Check each line of the listing below for the string "frequency", and give only how many lines hold it.

▶

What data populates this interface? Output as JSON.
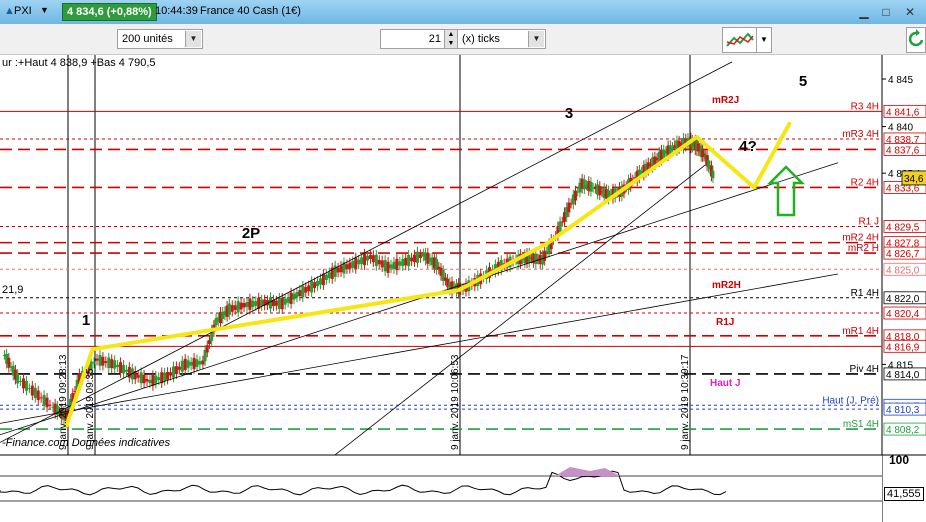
{
  "window": {
    "instrument": "PXI",
    "price": "4 834,6 (+0,88%)",
    "time": "10:44:39",
    "name": "France 40 Cash (1€)"
  },
  "toolbar": {
    "units": "200 unités",
    "ticks_value": "21",
    "ticks_label": "(x) ticks"
  },
  "header_text": "ur :+Haut 4 838,9 +Bas 4 790,5",
  "source_text": "-Finance.com Données indicatives",
  "left_label": "21,9",
  "indicator": {
    "top_label": "100",
    "value": "41,555"
  },
  "chart_data": {
    "type": "candlestick",
    "ylim": [
      4806,
      4847
    ],
    "y_ticks": [
      "4 845",
      "4 840",
      "4 835,1",
      "4 815"
    ],
    "current_price_label": "34,6",
    "levels": [
      {
        "name": "R3 4H",
        "value": "4 841,6",
        "color": "#d00000",
        "style": "solid"
      },
      {
        "name": "mR2J",
        "value": "",
        "color": "#d00000",
        "style": "label"
      },
      {
        "name": "mR3 4H",
        "value": "4 838,7",
        "color": "#d00000",
        "style": "dotted"
      },
      {
        "name": "",
        "value": "4 837,6",
        "color": "#d00000",
        "style": "dashed"
      },
      {
        "name": "R2 4H",
        "value": "4 833,6",
        "color": "#d00000",
        "style": "dashed"
      },
      {
        "name": "R1 J",
        "value": "4 829,5",
        "color": "#d00000",
        "style": "dotted"
      },
      {
        "name": "mR2 4H",
        "value": "4 827,8",
        "color": "#d00000",
        "style": "dashed"
      },
      {
        "name": "mR2 H",
        "value": "4 826,7",
        "color": "#d00000",
        "style": "dashed"
      },
      {
        "name": "",
        "value": "4 825,0",
        "color": "#e07070",
        "style": "dotted"
      },
      {
        "name": "R1 4H",
        "value": "4 822,0",
        "color": "#000000",
        "style": "dotted"
      },
      {
        "name": "mR2H",
        "value": "",
        "color": "#d00000",
        "style": "label"
      },
      {
        "name": "",
        "value": "4 820,4",
        "color": "#d00000",
        "style": "dotted"
      },
      {
        "name": "mR1 4H",
        "value": "4 818,0",
        "color": "#d00000",
        "style": "dashed"
      },
      {
        "name": "R1J",
        "value": "",
        "color": "#d00000",
        "style": "label"
      },
      {
        "name": "",
        "value": "4 816,9",
        "color": "#d00000",
        "style": "solid"
      },
      {
        "name": "Piv 4H",
        "value": "4 814,0",
        "color": "#000000",
        "style": "dashed"
      },
      {
        "name": "Haut J",
        "value": "",
        "color": "#e020c0",
        "style": "label"
      },
      {
        "name": "Haut (J, Pré)",
        "value": "4 810,7",
        "color": "#2040c0",
        "style": "dotted"
      },
      {
        "name": "",
        "value": "4 810,3",
        "color": "#2040c0",
        "style": "dotted"
      },
      {
        "name": "mS1 4H",
        "value": "4 808,2",
        "color": "#20a040",
        "style": "dashed"
      }
    ],
    "time_labels": [
      "9 janv. 2019 09:28:13",
      "9 janv. 2019 09:35",
      "9 janv. 2019 10:06:53",
      "9 janv. 2019 10:39:17"
    ],
    "wave_labels": [
      "1",
      "2P",
      "3",
      "4?",
      "5"
    ],
    "wave_path": [
      {
        "t": 0.075,
        "v": 4808.5
      },
      {
        "t": 0.105,
        "v": 4816.6
      },
      {
        "t": 0.52,
        "v": 4822.8
      },
      {
        "t": 0.62,
        "v": 4827.7
      },
      {
        "t": 0.79,
        "v": 4838.9
      },
      {
        "t": 0.855,
        "v": 4833.6
      },
      {
        "t": 0.895,
        "v": 4840.3
      }
    ],
    "candles": [
      {
        "t": 0.005,
        "v": 4816.0
      },
      {
        "t": 0.02,
        "v": 4813.5
      },
      {
        "t": 0.04,
        "v": 4812.0
      },
      {
        "t": 0.06,
        "v": 4810.5
      },
      {
        "t": 0.075,
        "v": 4809.5
      },
      {
        "t": 0.09,
        "v": 4813.5
      },
      {
        "t": 0.11,
        "v": 4815.5
      },
      {
        "t": 0.13,
        "v": 4815.0
      },
      {
        "t": 0.15,
        "v": 4814.0
      },
      {
        "t": 0.17,
        "v": 4813.2
      },
      {
        "t": 0.19,
        "v": 4813.8
      },
      {
        "t": 0.21,
        "v": 4815.0
      },
      {
        "t": 0.23,
        "v": 4815.2
      },
      {
        "t": 0.245,
        "v": 4819.5
      },
      {
        "t": 0.26,
        "v": 4820.8
      },
      {
        "t": 0.28,
        "v": 4821.3
      },
      {
        "t": 0.3,
        "v": 4821.5
      },
      {
        "t": 0.32,
        "v": 4821.4
      },
      {
        "t": 0.34,
        "v": 4822.5
      },
      {
        "t": 0.36,
        "v": 4823.5
      },
      {
        "t": 0.38,
        "v": 4824.8
      },
      {
        "t": 0.4,
        "v": 4825.5
      },
      {
        "t": 0.42,
        "v": 4826.3
      },
      {
        "t": 0.44,
        "v": 4825.2
      },
      {
        "t": 0.46,
        "v": 4825.8
      },
      {
        "t": 0.48,
        "v": 4826.5
      },
      {
        "t": 0.495,
        "v": 4825.5
      },
      {
        "t": 0.51,
        "v": 4823.2
      },
      {
        "t": 0.525,
        "v": 4822.9
      },
      {
        "t": 0.545,
        "v": 4824.0
      },
      {
        "t": 0.565,
        "v": 4825.3
      },
      {
        "t": 0.585,
        "v": 4826.0
      },
      {
        "t": 0.6,
        "v": 4826.2
      },
      {
        "t": 0.615,
        "v": 4826.0
      },
      {
        "t": 0.63,
        "v": 4828.5
      },
      {
        "t": 0.645,
        "v": 4831.5
      },
      {
        "t": 0.66,
        "v": 4834.0
      },
      {
        "t": 0.675,
        "v": 4833.5
      },
      {
        "t": 0.69,
        "v": 4832.8
      },
      {
        "t": 0.705,
        "v": 4833.2
      },
      {
        "t": 0.72,
        "v": 4834.6
      },
      {
        "t": 0.735,
        "v": 4835.8
      },
      {
        "t": 0.75,
        "v": 4837.0
      },
      {
        "t": 0.765,
        "v": 4837.9
      },
      {
        "t": 0.78,
        "v": 4838.4
      },
      {
        "t": 0.79,
        "v": 4838.0
      },
      {
        "t": 0.8,
        "v": 4836.8
      },
      {
        "t": 0.81,
        "v": 4834.6
      }
    ]
  }
}
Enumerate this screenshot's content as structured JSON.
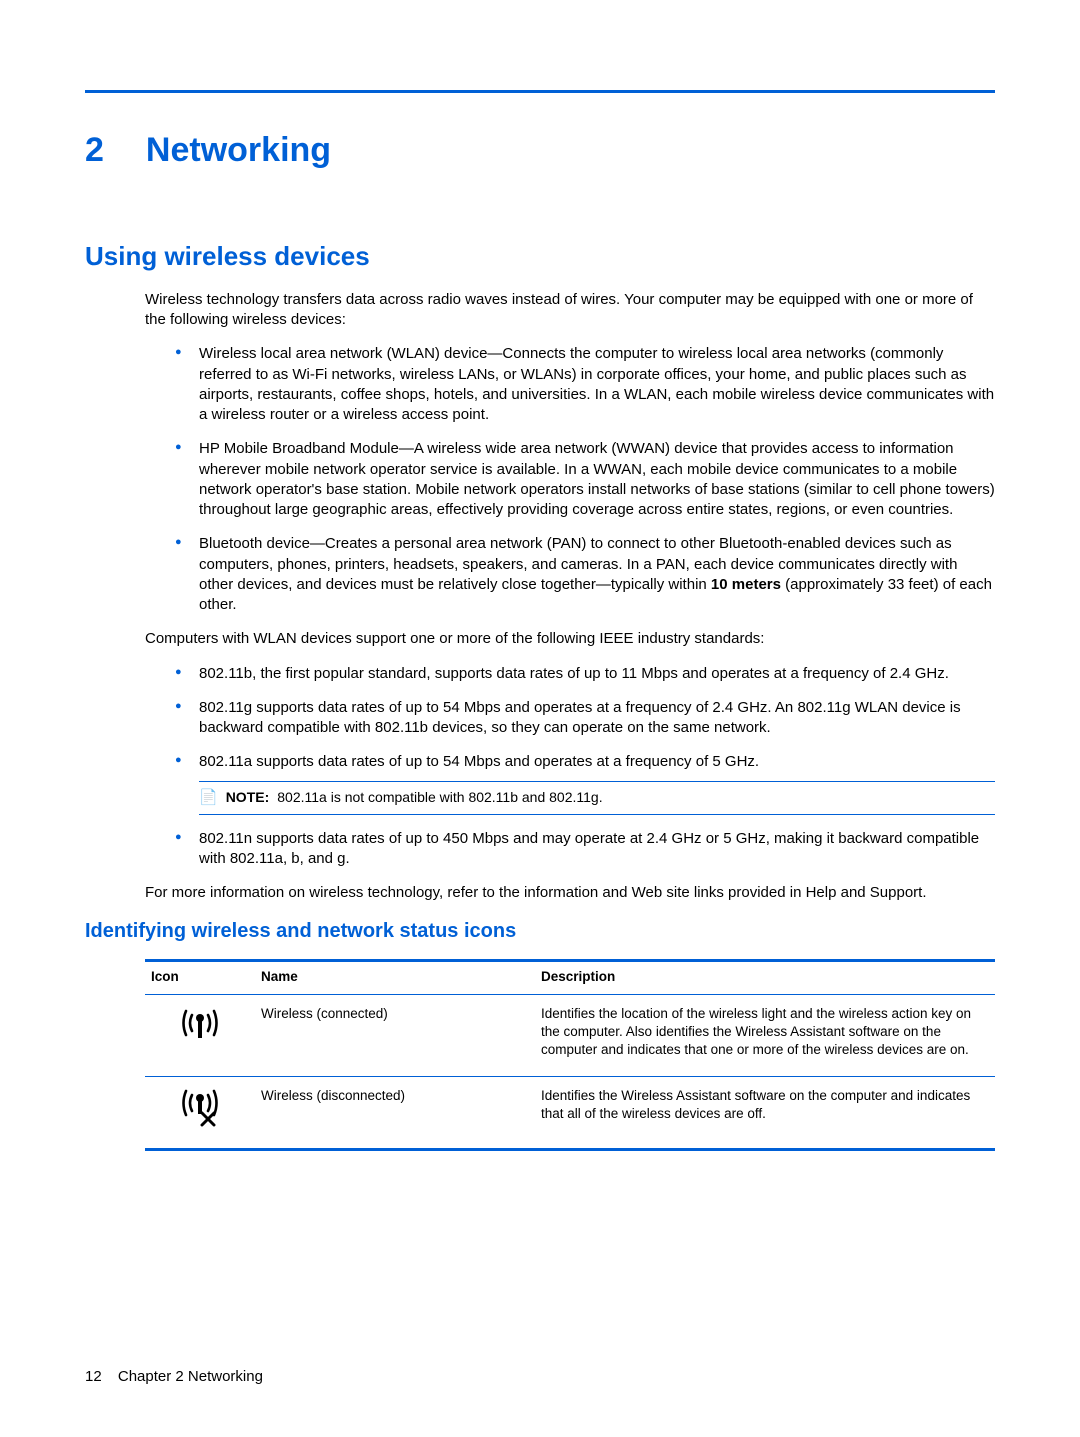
{
  "chapter": {
    "number": "2",
    "title": "Networking"
  },
  "h2": "Using wireless devices",
  "intro": "Wireless technology transfers data across radio waves instead of wires. Your computer may be equipped with one or more of the following wireless devices:",
  "devices": [
    "Wireless local area network (WLAN) device—Connects the computer to wireless local area networks (commonly referred to as Wi-Fi networks, wireless LANs, or WLANs) in corporate offices, your home, and public places such as airports, restaurants, coffee shops, hotels, and universities. In a WLAN, each mobile wireless device communicates with a wireless router or a wireless access point.",
    "HP Mobile Broadband Module—A wireless wide area network (WWAN) device that provides access to information wherever mobile network operator service is available. In a WWAN, each mobile device communicates to a mobile network operator's base station. Mobile network operators install networks of base stations (similar to cell phone towers) throughout large geographic areas, effectively providing coverage across entire states, regions, or even countries."
  ],
  "bt_prefix": "Bluetooth device—Creates a personal area network (PAN) to connect to other Bluetooth-enabled devices such as computers, phones, printers, headsets, speakers, and cameras. In a PAN, each device communicates directly with other devices, and devices must be relatively close together—typically within ",
  "bt_bold": "10 meters",
  "bt_suffix": " (approximately 33 feet) of each other.",
  "ieee_intro": "Computers with WLAN devices support one or more of the following IEEE industry standards:",
  "ieee": [
    "802.11b, the first popular standard, supports data rates of up to 11 Mbps and operates at a frequency of 2.4 GHz.",
    "802.11g supports data rates of up to 54 Mbps and operates at a frequency of 2.4 GHz. An 802.11g WLAN device is backward compatible with 802.11b devices, so they can operate on the same network.",
    "802.11a supports data rates of up to 54 Mbps and operates at a frequency of 5 GHz."
  ],
  "note_label": "NOTE:",
  "note_text": "802.11a is not compatible with 802.11b and 802.11g.",
  "ieee_last": "802.11n supports data rates of up to 450 Mbps and may operate at 2.4 GHz or 5 GHz, making it backward compatible with 802.11a, b, and g.",
  "more_info": "For more information on wireless technology, refer to the information and Web site links provided in Help and Support.",
  "h3": "Identifying wireless and network status icons",
  "table": {
    "headers": {
      "icon": "Icon",
      "name": "Name",
      "desc": "Description"
    },
    "rows": [
      {
        "name": "Wireless (connected)",
        "desc": "Identifies the location of the wireless light and the wireless action key on the computer. Also identifies the Wireless Assistant software on the computer and indicates that one or more of the wireless devices are on."
      },
      {
        "name": "Wireless (disconnected)",
        "desc": "Identifies the Wireless Assistant software on the computer and indicates that all of the wireless devices are off."
      }
    ]
  },
  "footer": {
    "page": "12",
    "chap": "Chapter 2   Networking"
  }
}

◀

**Exercise output**
3